◆ **WORK TO BE COMPLETED**:
Your copy of the material below should match it exactly, except that it holds no pictures.

═════ SOURCE DATA ═════

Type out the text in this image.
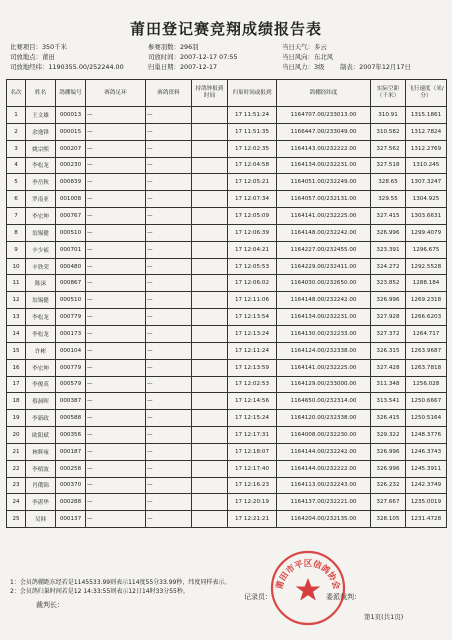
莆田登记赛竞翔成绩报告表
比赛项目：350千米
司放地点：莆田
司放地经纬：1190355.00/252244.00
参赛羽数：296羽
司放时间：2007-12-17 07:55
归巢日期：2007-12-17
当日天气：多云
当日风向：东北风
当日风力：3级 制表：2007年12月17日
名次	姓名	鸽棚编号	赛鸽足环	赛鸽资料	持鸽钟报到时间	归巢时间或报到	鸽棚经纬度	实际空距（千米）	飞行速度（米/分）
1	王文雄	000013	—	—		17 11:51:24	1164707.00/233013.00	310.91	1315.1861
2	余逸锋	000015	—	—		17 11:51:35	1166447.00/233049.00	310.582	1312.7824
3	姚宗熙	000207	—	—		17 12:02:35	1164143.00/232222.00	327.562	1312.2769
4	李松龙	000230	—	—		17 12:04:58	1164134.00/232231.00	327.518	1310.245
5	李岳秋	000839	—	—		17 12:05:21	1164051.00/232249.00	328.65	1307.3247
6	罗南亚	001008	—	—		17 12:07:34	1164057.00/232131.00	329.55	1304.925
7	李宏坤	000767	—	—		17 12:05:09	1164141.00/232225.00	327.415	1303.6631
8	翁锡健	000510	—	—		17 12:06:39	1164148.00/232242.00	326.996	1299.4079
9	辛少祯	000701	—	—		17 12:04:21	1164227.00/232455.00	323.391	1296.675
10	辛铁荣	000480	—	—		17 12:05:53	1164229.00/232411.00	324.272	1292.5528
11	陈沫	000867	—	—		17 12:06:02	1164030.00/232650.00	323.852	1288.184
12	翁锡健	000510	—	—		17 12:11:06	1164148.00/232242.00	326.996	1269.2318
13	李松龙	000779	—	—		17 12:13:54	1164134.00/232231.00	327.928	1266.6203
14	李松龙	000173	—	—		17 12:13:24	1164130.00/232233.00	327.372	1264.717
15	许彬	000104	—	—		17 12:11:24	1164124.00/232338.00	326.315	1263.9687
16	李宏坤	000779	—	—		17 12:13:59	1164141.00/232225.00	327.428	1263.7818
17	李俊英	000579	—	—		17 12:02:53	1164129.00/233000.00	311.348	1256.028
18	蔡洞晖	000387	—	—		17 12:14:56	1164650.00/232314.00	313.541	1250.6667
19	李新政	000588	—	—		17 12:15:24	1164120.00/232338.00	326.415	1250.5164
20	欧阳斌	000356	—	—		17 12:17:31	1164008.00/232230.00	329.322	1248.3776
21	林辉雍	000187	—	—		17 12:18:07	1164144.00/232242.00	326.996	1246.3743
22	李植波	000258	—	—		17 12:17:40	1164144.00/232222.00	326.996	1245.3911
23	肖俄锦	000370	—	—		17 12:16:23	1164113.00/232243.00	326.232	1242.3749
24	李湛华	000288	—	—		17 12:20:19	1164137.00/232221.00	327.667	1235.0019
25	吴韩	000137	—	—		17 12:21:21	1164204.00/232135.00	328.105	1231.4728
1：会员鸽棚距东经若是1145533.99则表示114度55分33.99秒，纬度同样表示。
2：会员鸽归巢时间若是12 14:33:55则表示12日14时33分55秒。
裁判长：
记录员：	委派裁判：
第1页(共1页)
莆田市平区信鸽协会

═════

◆ **THE REPLY**:
Type out the text in this image.
莆田登记赛竞翔成绩报告表
比赛项目：350千米
司放地点：莆田
司放地经纬：1190355.00/252244.00
参赛羽数：296羽
司放时间：2007-12-17 07:55
归巢日期：2007-12-17
当日天气：多云
当日风向：东北风
当日风力：3级 制表：2007年12月17日
名次	姓名	鸽棚编号	赛鸽足环	赛鸽资料	持鸽钟报到时间	归巢时间或报到	鸽棚经纬度	实际空距（千米）	飞行速度（米/分）
1	王文雄	000013	—	—		17 11:51:24	1164707.00/233013.00	310.91	1315.1861
2	余逸锋	000015	—	—		17 11:51:35	1166447.00/233049.00	310.582	1312.7824
3	姚宗熙	000207	—	—		17 12:02:35	1164143.00/232222.00	327.562	1312.2769
4	李松龙	000230	—	—		17 12:04:58	1164134.00/232231.00	327.518	1310.245
5	李岳秋	000839	—	—		17 12:05:21	1164051.00/232249.00	328.65	1307.3247
6	罗南亚	001008	—	—		17 12:07:34	1164057.00/232131.00	329.55	1304.925
7	李宏坤	000767	—	—		17 12:05:09	1164141.00/232225.00	327.415	1303.6631
8	翁锡健	000510	—	—		17 12:06:39	1164148.00/232242.00	326.996	1299.4079
9	辛少祯	000701	—	—		17 12:04:21	1164227.00/232455.00	323.391	1296.675
10	辛铁荣	000480	—	—		17 12:05:53	1164229.00/232411.00	324.272	1292.5528
11	陈沫	000867	—	—		17 12:06:02	1164030.00/232650.00	323.852	1288.184
12	翁锡健	000510	—	—		17 12:11:06	1164148.00/232242.00	326.996	1269.2318
13	李松龙	000779	—	—		17 12:13:54	1164134.00/232231.00	327.928	1266.6203
14	李松龙	000173	—	—		17 12:13:24	1164130.00/232233.00	327.372	1264.717
15	许彬	000104	—	—		17 12:11:24	1164124.00/232338.00	326.315	1263.9687
16	李宏坤	000779	—	—		17 12:13:59	1164141.00/232225.00	327.428	1263.7818
17	李俊英	000579	—	—		17 12:02:53	1164129.00/233000.00	311.348	1256.028
18	蔡洞晖	000387	—	—		17 12:14:56	1164650.00/232314.00	313.541	1250.6667
19	李新政	000588	—	—		17 12:15:24	1164120.00/232338.00	326.415	1250.5164
20	欧阳斌	000356	—	—		17 12:17:31	1164008.00/232230.00	329.322	1248.3776
21	林辉雍	000187	—	—		17 12:18:07	1164144.00/232242.00	326.996	1246.3743
22	李植波	000258	—	—		17 12:17:40	1164144.00/232222.00	326.996	1245.3911
23	肖俄锦	000370	—	—		17 12:16:23	1164113.00/232243.00	326.232	1242.3749
24	李湛华	000288	—	—		17 12:20:19	1164137.00/232221.00	327.667	1235.0019
25	吴韩	000137	—	—		17 12:21:21	1164204.00/232135.00	328.105	1231.4728
1：会员鸽棚距东经若是1145533.99则表示114度55分33.99秒，纬度同样表示。
2：会员鸽归巢时间若是12 14:33:55则表示12日14时33分55秒。
裁判长：
记录员：	委派裁判：
第1页(共1页)
莆田市平区信鸽协会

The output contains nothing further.